Task statement:
Determine how many lines include the word "time", then give that number and nothing more.
## START Input records
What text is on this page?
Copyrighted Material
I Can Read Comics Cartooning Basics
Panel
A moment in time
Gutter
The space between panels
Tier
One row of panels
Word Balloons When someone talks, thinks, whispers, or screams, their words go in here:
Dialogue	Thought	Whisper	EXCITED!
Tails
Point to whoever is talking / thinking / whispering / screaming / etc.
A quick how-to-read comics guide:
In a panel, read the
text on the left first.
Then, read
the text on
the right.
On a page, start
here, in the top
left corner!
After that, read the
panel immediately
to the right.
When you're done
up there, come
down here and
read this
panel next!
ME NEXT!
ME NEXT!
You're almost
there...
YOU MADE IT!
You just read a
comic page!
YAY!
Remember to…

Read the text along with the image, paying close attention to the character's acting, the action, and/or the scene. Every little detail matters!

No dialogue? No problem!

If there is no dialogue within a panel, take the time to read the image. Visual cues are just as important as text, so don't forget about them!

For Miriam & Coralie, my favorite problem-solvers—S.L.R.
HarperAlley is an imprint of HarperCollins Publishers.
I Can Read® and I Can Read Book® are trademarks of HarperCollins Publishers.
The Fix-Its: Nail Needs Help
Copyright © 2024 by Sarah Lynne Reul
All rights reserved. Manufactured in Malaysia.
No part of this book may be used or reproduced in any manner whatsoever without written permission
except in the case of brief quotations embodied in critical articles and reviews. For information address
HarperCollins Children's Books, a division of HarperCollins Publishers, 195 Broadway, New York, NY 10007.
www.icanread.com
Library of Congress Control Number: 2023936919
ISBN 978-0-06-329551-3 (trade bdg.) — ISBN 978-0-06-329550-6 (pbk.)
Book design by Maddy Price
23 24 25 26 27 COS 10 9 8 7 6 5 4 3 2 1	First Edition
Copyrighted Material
## END Input records
Solution to this exercise:
2